— start Records supplied —

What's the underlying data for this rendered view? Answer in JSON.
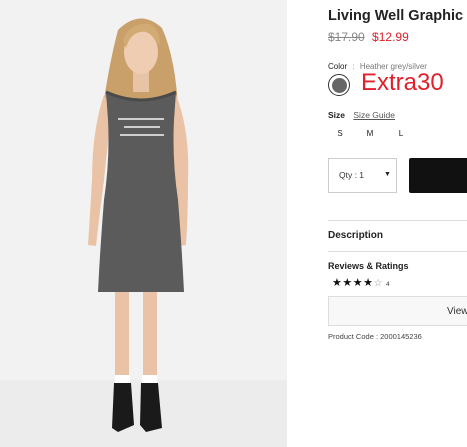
{
  "product": {
    "title": "Living Well Graphic",
    "original_price": "$17.90",
    "sale_price": "$12.99",
    "color_label": "Color",
    "color_separator": ":",
    "color_value": "Heather grey/silver",
    "swatch_color": "#666666",
    "promo_text": "Extra30",
    "size_label": "Size",
    "size_guide_label": "Size Guide",
    "sizes": [
      "S",
      "M",
      "L"
    ],
    "qty_label": "Qty : 1",
    "description_label": "Description",
    "reviews_label": "Reviews & Ratings",
    "rating": 4,
    "rating_max": 5,
    "review_count": "4",
    "view_label": "View",
    "product_code": "Product Code : 2000145236"
  },
  "colors": {
    "sale": "#e0202a",
    "promo": "#e0202a",
    "button": "#111111"
  }
}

— end Records supplied —

# Set problem
Take the listing and print it again exactly, but without any pictures.

# Answer in full
What's the underlying data for this rendered view? Answer in JSON.
{
  "product": {
    "title": "Living Well Graphic",
    "original_price": "$17.90",
    "sale_price": "$12.99",
    "color_label": "Color",
    "color_separator": ":",
    "color_value": "Heather grey/silver",
    "swatch_color": "#666666",
    "promo_text": "Extra30",
    "size_label": "Size",
    "size_guide_label": "Size Guide",
    "sizes": [
      "S",
      "M",
      "L"
    ],
    "qty_label": "Qty : 1",
    "description_label": "Description",
    "reviews_label": "Reviews & Ratings",
    "rating": 4,
    "rating_max": 5,
    "review_count": "4",
    "view_label": "View",
    "product_code": "Product Code : 2000145236"
  },
  "colors": {
    "sale": "#e0202a",
    "promo": "#e0202a",
    "button": "#111111"
  }
}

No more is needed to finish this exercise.